┌────────

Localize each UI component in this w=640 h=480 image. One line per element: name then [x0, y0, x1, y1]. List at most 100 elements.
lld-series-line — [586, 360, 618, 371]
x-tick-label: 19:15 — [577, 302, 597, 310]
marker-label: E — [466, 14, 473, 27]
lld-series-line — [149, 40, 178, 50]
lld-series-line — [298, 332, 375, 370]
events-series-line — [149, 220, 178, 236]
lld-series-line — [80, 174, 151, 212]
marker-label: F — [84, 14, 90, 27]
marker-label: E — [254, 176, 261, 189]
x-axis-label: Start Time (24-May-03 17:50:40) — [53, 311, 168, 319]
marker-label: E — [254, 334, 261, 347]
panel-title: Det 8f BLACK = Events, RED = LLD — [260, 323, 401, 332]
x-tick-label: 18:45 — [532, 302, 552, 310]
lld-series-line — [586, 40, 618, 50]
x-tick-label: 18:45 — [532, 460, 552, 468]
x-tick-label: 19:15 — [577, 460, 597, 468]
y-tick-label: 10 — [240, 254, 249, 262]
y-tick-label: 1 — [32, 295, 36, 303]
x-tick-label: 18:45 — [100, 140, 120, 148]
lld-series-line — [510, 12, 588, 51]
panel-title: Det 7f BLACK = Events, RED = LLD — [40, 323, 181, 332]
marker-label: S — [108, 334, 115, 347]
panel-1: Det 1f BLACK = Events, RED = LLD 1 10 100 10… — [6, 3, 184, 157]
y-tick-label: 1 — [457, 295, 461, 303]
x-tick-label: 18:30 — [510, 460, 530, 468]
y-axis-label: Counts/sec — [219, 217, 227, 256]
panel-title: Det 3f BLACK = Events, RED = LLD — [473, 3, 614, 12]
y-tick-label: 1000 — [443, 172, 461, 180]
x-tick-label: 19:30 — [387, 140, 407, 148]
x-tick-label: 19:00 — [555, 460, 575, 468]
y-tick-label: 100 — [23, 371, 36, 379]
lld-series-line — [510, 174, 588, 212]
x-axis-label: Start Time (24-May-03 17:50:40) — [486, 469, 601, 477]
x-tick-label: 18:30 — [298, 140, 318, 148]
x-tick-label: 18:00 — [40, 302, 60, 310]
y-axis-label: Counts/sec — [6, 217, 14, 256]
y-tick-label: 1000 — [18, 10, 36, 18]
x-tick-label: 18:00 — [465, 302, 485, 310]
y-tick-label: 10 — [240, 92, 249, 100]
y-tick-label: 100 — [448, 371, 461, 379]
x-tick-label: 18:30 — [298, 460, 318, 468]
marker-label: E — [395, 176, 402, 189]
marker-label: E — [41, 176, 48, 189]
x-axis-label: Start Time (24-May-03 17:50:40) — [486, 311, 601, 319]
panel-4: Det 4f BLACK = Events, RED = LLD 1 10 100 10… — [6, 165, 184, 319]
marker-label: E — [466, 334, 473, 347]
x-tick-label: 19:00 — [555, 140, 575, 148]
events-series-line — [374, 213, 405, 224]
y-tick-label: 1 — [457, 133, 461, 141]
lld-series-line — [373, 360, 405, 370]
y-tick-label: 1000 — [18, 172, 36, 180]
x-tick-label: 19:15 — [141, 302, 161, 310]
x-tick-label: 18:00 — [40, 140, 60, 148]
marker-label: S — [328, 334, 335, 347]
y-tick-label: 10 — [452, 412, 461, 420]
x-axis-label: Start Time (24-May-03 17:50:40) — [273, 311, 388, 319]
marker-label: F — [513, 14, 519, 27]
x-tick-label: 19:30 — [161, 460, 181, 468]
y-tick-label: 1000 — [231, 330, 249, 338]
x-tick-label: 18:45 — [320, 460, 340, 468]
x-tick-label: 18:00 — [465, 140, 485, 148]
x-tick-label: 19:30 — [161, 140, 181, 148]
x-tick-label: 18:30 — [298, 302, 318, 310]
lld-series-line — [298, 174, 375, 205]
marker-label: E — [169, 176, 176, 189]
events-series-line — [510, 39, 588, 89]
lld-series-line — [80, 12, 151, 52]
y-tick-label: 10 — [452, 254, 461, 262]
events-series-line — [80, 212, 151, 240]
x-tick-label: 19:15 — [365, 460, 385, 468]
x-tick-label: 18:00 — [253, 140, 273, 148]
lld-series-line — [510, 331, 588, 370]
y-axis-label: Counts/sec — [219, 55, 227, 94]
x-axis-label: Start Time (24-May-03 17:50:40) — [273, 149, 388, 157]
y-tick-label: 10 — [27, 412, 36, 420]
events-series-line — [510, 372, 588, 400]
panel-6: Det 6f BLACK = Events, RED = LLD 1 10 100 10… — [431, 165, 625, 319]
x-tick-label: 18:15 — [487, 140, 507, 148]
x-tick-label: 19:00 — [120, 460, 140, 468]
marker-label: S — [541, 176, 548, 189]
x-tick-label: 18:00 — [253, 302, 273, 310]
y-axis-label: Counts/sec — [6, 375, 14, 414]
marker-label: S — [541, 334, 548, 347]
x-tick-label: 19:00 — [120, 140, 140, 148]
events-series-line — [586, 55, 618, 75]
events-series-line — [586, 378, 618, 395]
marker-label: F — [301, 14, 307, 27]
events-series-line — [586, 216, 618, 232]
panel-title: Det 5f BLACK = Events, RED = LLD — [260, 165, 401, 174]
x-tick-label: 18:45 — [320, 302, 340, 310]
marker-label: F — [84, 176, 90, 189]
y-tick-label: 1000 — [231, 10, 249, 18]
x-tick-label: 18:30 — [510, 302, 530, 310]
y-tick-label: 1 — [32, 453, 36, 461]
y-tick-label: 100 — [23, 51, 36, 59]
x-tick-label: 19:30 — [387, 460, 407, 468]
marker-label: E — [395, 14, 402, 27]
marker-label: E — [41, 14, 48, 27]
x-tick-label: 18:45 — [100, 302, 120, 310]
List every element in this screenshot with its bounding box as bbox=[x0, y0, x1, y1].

└────────
┌────────

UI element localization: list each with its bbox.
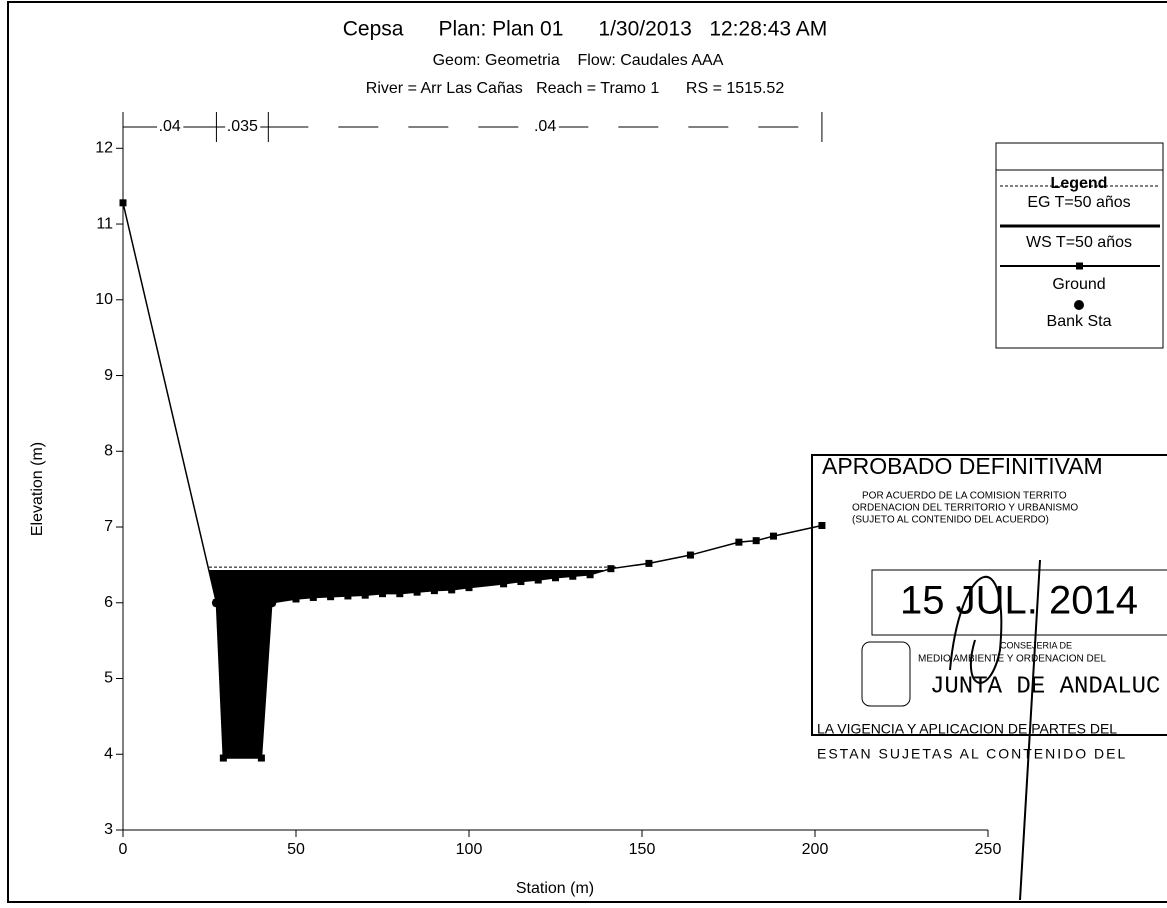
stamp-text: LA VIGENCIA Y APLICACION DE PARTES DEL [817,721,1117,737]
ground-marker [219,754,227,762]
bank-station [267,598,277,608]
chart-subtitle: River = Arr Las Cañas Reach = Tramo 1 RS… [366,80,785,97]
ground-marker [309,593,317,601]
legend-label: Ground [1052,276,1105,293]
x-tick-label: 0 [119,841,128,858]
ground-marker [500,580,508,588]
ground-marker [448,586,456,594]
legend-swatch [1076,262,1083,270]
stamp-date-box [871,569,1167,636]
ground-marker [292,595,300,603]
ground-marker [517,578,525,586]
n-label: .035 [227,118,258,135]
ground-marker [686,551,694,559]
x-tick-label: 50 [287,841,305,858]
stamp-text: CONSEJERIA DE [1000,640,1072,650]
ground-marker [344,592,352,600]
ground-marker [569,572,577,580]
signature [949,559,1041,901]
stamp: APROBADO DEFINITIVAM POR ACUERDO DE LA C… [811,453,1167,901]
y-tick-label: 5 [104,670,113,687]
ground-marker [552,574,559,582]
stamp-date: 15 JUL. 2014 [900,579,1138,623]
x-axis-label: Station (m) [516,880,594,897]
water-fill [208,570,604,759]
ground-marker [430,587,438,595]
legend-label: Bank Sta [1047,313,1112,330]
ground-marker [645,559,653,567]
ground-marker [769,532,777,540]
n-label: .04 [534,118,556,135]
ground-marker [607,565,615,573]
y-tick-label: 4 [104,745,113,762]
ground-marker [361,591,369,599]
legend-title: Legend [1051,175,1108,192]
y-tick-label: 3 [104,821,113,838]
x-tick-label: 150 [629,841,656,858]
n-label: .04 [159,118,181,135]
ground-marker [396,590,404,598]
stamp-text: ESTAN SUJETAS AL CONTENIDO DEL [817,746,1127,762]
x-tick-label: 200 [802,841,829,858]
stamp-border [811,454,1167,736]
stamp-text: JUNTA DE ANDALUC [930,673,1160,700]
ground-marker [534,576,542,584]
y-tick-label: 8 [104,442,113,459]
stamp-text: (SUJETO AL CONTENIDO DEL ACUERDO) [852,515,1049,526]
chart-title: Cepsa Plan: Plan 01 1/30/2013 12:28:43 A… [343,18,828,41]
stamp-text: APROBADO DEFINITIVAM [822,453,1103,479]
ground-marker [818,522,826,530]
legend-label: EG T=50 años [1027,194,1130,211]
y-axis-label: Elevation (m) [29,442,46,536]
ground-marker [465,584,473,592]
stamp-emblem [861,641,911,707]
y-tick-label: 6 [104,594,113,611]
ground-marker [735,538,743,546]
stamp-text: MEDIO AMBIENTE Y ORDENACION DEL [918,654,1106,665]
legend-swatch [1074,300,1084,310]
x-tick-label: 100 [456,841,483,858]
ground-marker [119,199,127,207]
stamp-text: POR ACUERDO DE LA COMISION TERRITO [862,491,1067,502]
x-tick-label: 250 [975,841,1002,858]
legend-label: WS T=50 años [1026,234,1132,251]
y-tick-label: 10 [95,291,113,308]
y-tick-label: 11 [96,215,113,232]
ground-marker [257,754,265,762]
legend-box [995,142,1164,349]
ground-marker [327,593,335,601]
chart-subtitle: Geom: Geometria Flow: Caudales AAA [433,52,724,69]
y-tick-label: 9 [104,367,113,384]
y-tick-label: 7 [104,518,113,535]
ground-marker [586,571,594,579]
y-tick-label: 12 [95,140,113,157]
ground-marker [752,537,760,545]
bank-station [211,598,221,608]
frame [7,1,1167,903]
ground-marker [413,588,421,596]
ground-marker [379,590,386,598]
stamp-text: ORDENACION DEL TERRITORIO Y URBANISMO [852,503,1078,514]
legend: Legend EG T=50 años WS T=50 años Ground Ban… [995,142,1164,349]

└────────

### Exercise goal
In the items from the line containing "stamp-text: LA VIGENCIA" through the line containing "n-label: .035 [227,118,258,135]", change every "ground-marker" to "terrain-marker" and leave everything else unchanged.

### The output
stamp-text: LA VIGENCIA Y APLICACION DE PARTES DEL [817,721,1117,737]
terrain-marker [219,754,227,762]
bank-station [267,598,277,608]
chart-subtitle: River = Arr Las Cañas Reach = Tramo 1 RS… [366,80,785,97]
terrain-marker [309,593,317,601]
legend-label: Ground [1052,276,1105,293]
x-tick-label: 0 [119,841,128,858]
terrain-marker [500,580,508,588]
terrain-marker [448,586,456,594]
legend-swatch [1076,262,1083,270]
stamp-date-box [871,569,1167,636]
terrain-marker [292,595,300,603]
terrain-marker [517,578,525,586]
n-label: .035 [227,118,258,135]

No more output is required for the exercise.